#### Task statement:
Count the lines below that contain the word "durch" and give only the number.

___ Records for the task

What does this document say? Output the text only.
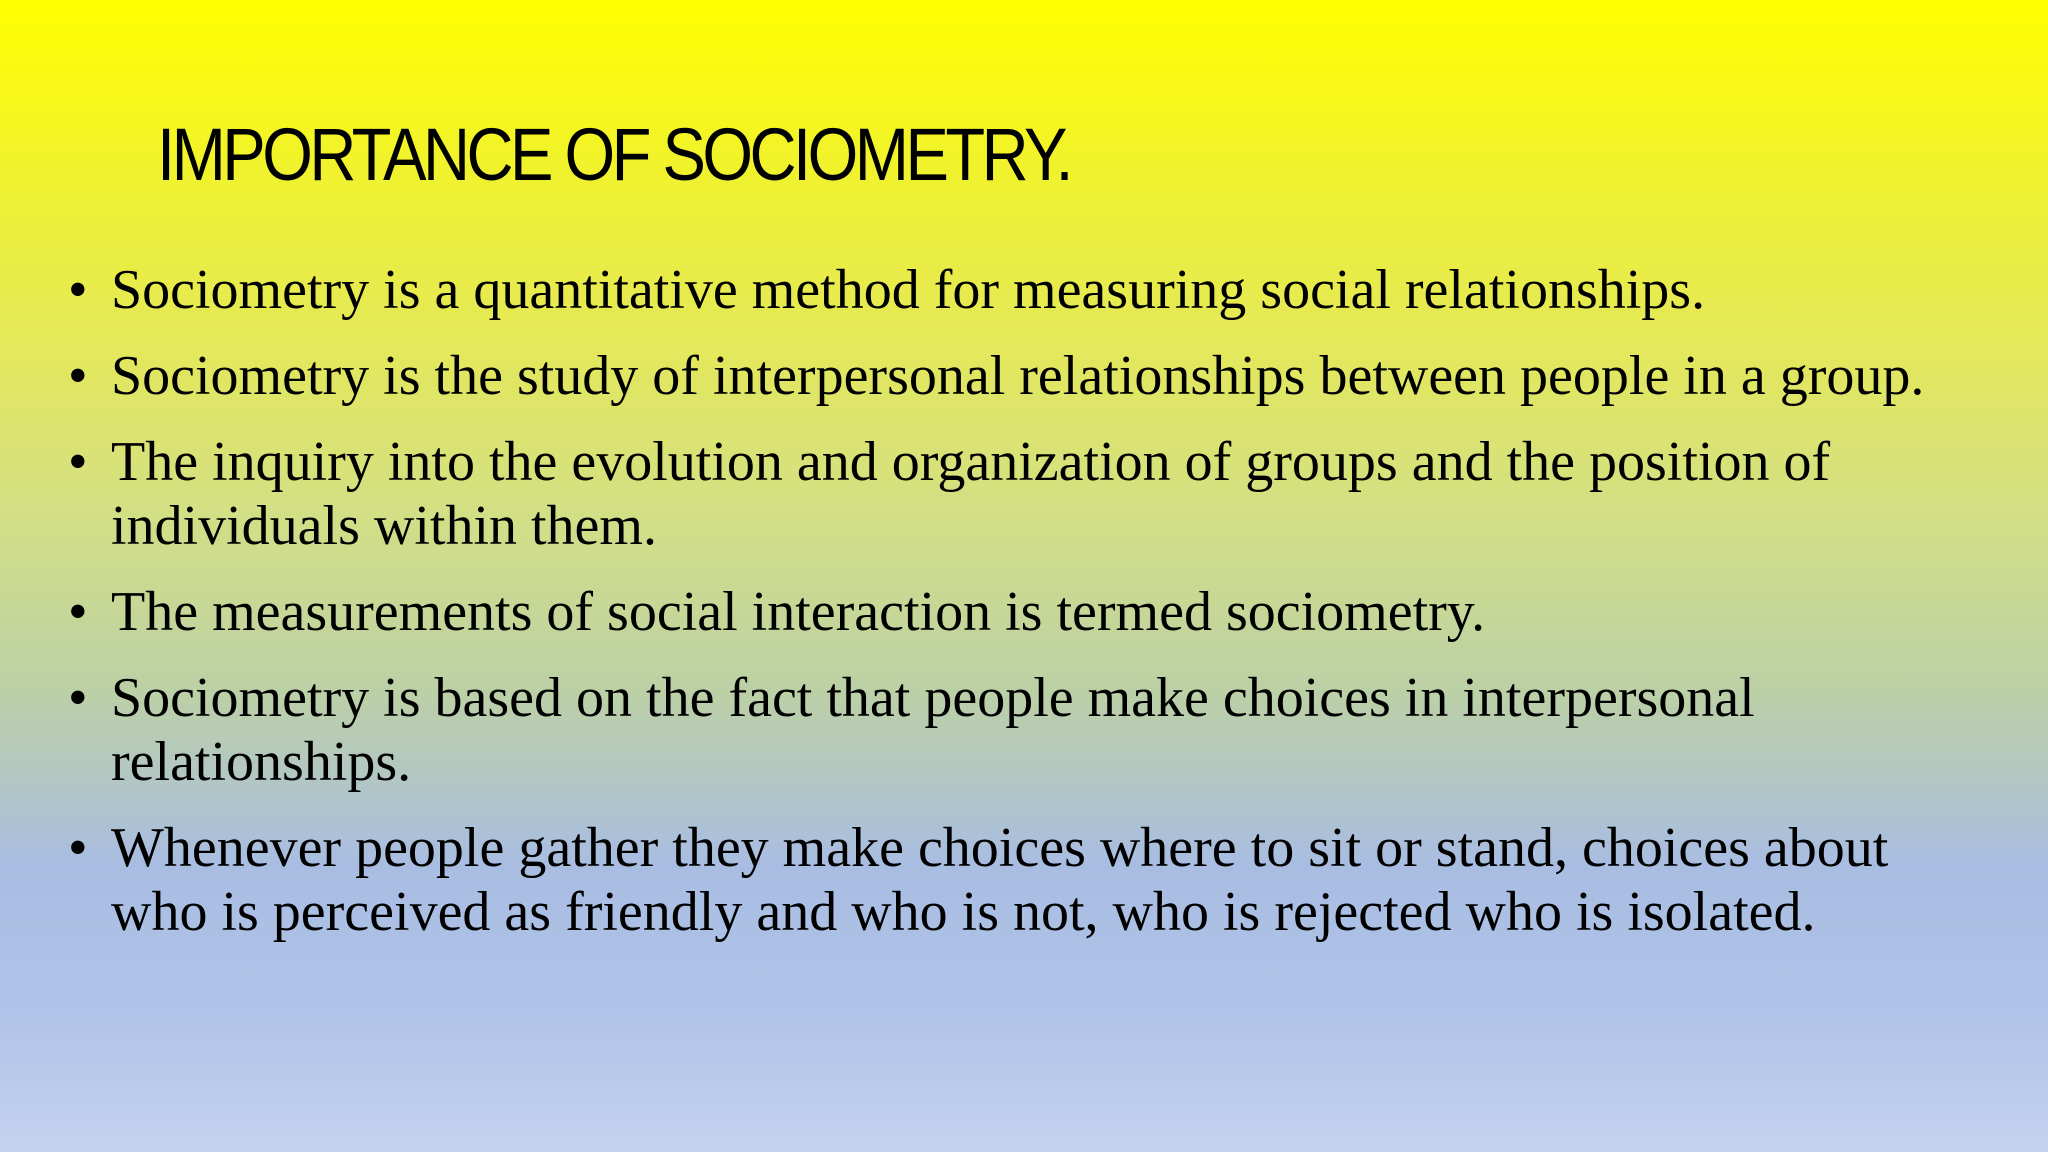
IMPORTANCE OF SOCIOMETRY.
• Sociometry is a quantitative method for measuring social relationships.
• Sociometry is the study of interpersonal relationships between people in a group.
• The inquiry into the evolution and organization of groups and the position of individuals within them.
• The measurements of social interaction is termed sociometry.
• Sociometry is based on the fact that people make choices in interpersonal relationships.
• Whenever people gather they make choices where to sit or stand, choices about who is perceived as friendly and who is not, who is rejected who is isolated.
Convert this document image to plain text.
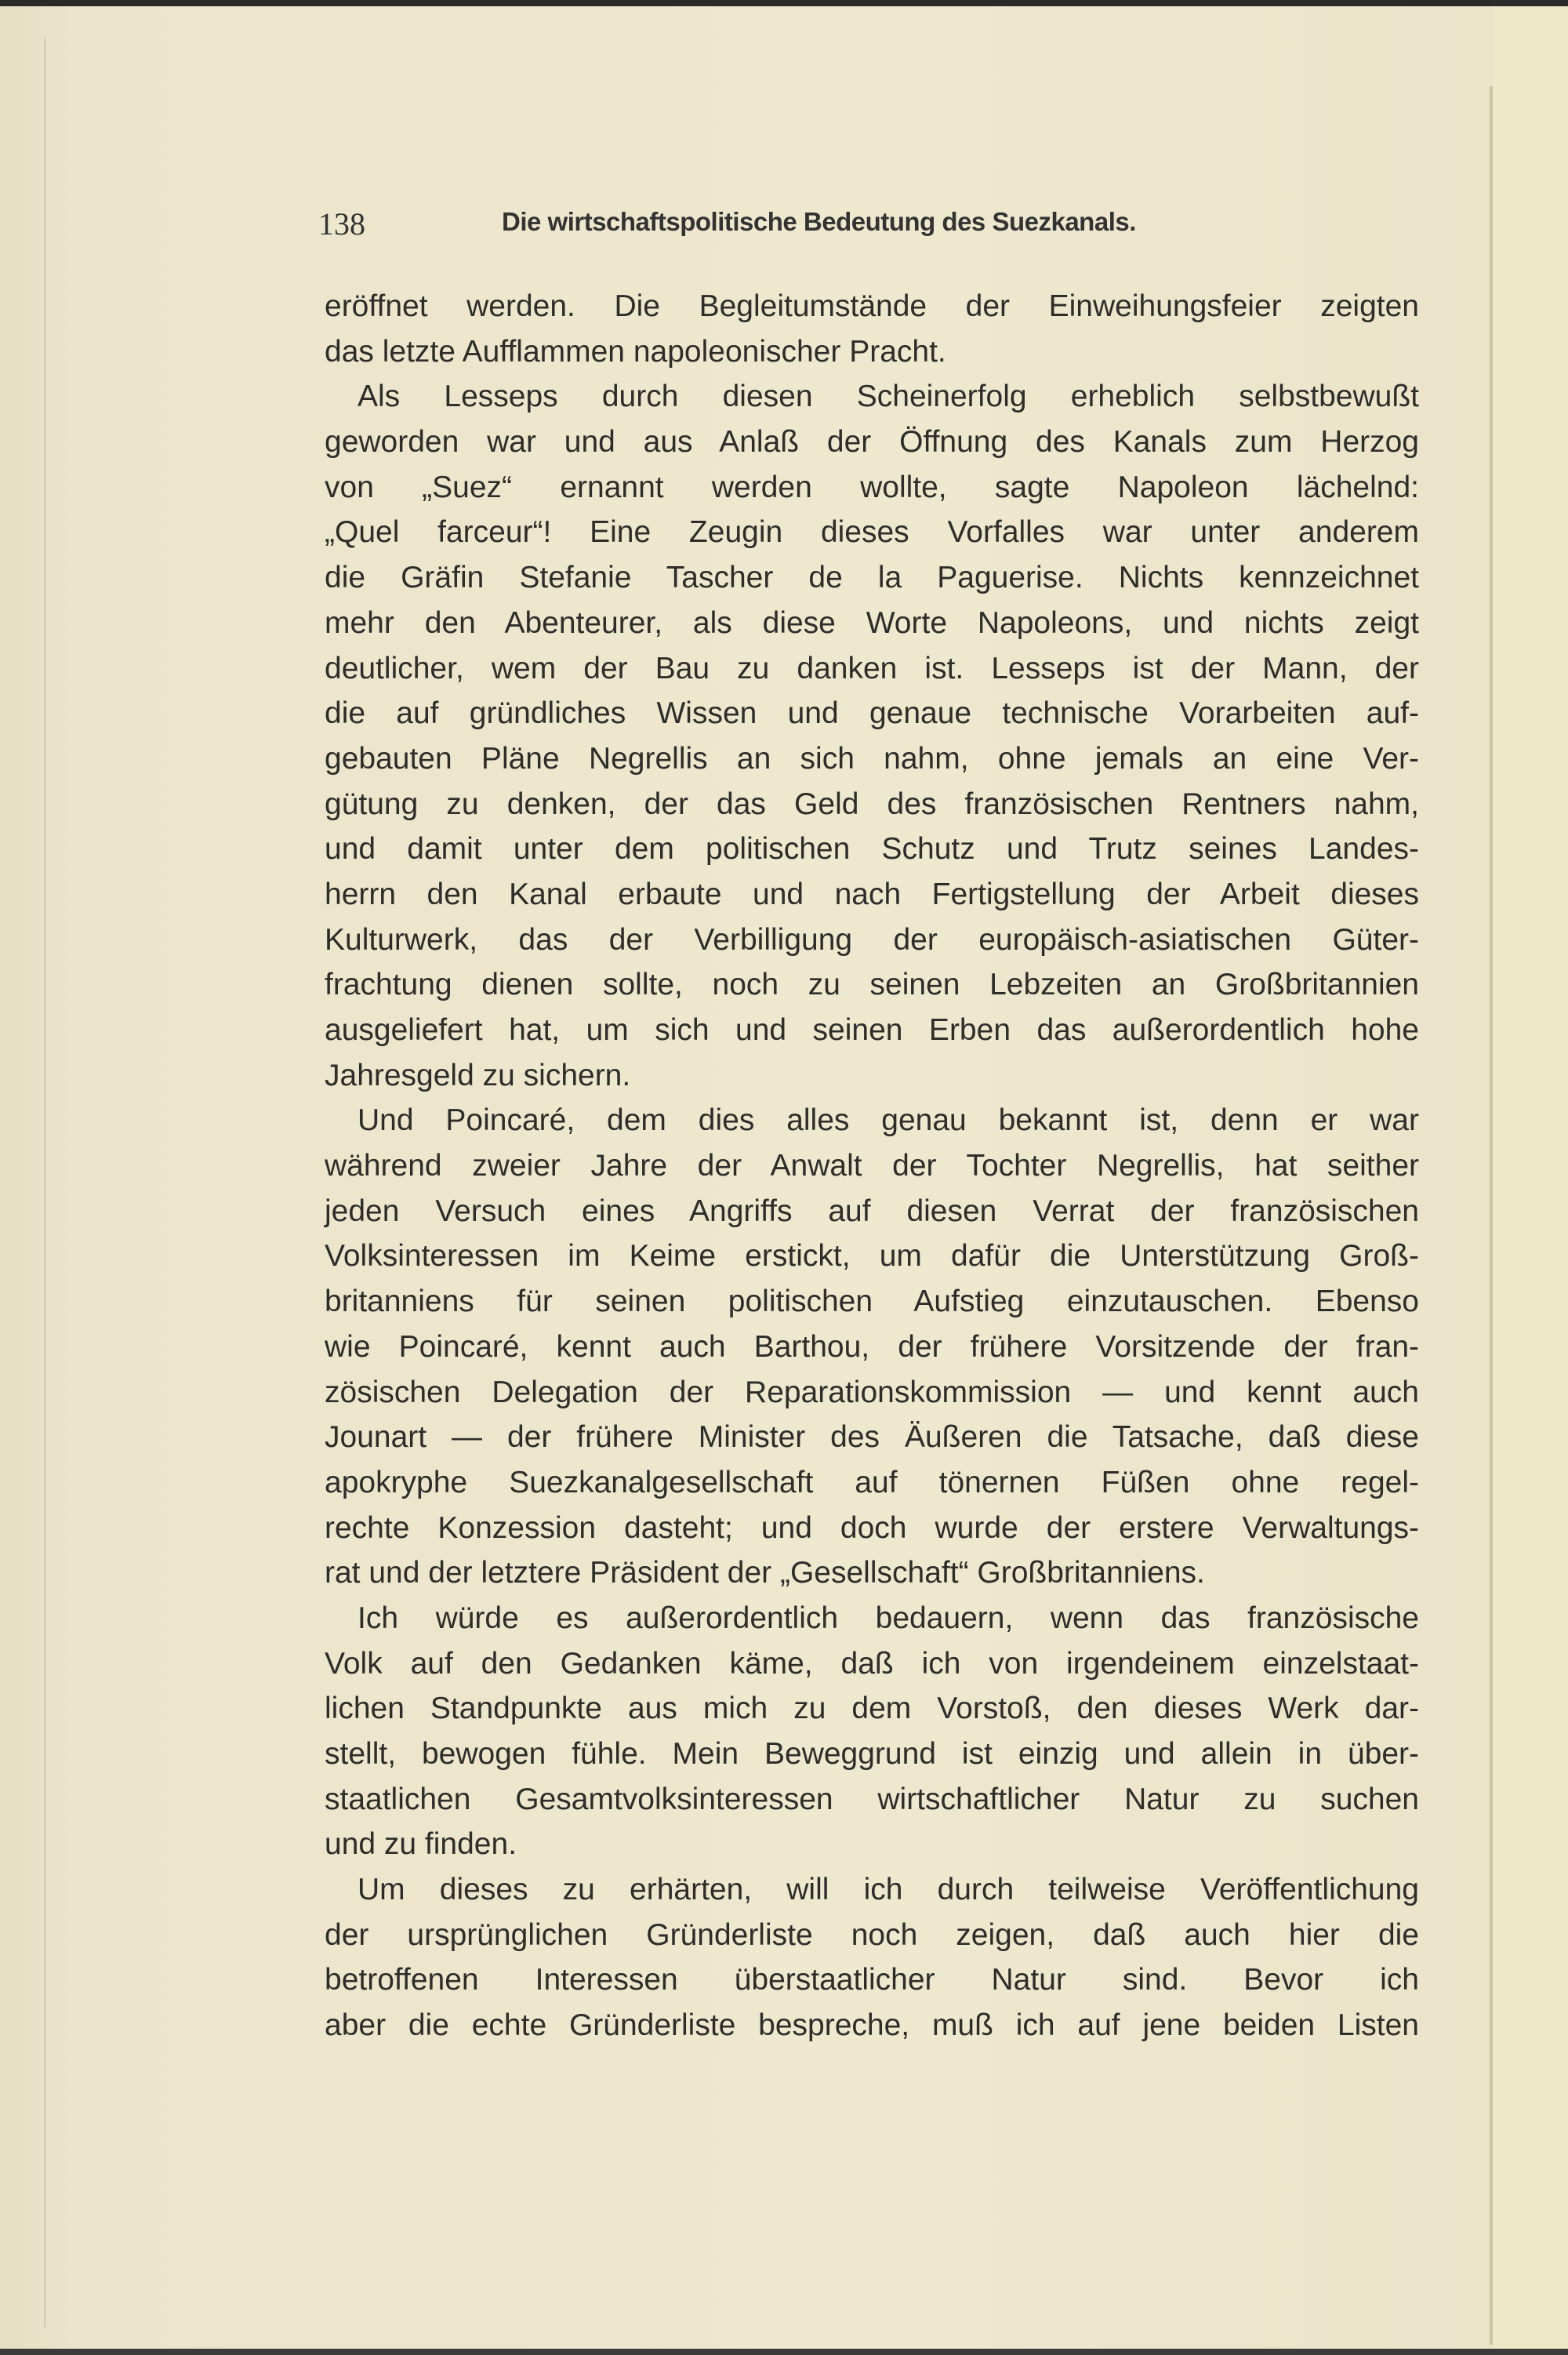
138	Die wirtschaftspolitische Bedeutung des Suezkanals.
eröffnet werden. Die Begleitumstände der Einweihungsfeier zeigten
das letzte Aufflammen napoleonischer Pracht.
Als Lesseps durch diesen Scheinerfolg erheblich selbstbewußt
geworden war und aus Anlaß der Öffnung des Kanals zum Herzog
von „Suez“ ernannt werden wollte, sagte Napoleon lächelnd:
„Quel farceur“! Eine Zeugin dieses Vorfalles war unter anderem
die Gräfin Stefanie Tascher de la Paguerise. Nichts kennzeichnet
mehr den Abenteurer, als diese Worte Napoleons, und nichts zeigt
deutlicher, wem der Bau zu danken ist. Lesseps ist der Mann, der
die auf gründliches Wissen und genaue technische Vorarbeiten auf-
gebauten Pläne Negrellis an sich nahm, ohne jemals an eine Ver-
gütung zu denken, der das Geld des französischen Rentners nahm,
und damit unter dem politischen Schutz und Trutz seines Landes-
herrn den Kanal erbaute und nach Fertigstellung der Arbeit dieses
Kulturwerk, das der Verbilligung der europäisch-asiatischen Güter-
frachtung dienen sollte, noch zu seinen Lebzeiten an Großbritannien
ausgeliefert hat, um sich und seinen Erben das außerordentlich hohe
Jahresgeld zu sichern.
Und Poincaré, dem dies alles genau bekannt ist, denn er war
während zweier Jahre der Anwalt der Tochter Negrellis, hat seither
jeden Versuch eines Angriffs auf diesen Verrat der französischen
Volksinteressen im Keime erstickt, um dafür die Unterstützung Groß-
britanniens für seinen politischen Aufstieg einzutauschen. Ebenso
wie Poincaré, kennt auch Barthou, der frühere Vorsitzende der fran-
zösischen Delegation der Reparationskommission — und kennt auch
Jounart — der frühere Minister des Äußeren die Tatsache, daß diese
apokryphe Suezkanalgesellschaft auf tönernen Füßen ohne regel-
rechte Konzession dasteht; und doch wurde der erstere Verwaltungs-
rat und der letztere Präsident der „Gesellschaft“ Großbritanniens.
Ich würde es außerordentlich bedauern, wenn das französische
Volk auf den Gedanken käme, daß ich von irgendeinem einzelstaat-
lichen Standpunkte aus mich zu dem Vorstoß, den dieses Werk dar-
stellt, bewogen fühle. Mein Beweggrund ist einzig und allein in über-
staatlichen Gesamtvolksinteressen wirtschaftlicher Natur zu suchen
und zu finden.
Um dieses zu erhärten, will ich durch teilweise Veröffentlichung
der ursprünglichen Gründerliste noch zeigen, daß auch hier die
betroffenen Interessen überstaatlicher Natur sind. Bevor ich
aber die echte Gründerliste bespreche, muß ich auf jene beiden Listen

______

#### Complete response:
2